Extracted records →
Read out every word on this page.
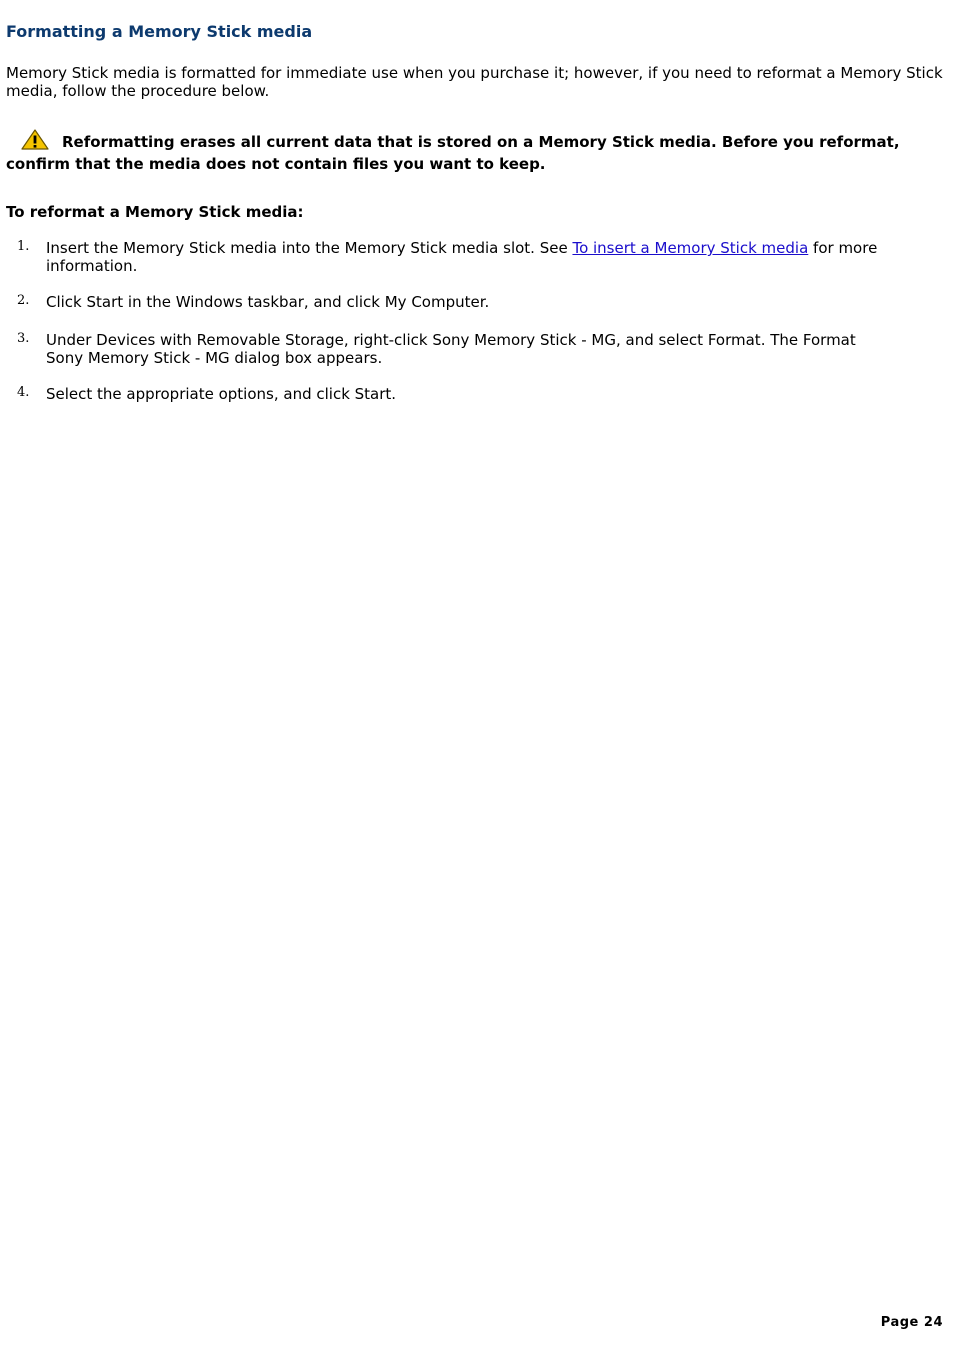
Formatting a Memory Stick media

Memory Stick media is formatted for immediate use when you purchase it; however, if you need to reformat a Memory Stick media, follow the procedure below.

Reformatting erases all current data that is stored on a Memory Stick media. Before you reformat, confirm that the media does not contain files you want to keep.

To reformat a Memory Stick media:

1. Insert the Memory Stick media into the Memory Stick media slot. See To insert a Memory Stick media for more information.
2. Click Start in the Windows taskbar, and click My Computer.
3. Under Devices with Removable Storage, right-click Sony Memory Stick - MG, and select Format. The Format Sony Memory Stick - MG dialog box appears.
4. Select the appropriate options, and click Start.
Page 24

Instruction → Copy out the records above in full, exactly as written, but not the pictures.

Answer to the exercise →
Read out every word on this page.
Formatting a Memory Stick media

Memory Stick media is formatted for immediate use when you purchase it; however, if you need to reformat a Memory Stick media, follow the procedure below.

Reformatting erases all current data that is stored on a Memory Stick media. Before you reformat, confirm that the media does not contain files you want to keep.

To reformat a Memory Stick media:

1. Insert the Memory Stick media into the Memory Stick media slot. See To insert a Memory Stick media for more information.
2. Click Start in the Windows taskbar, and click My Computer.
3. Under Devices with Removable Storage, right-click Sony Memory Stick - MG, and select Format. The Format Sony Memory Stick - MG dialog box appears.
4. Select the appropriate options, and click Start.
Page 24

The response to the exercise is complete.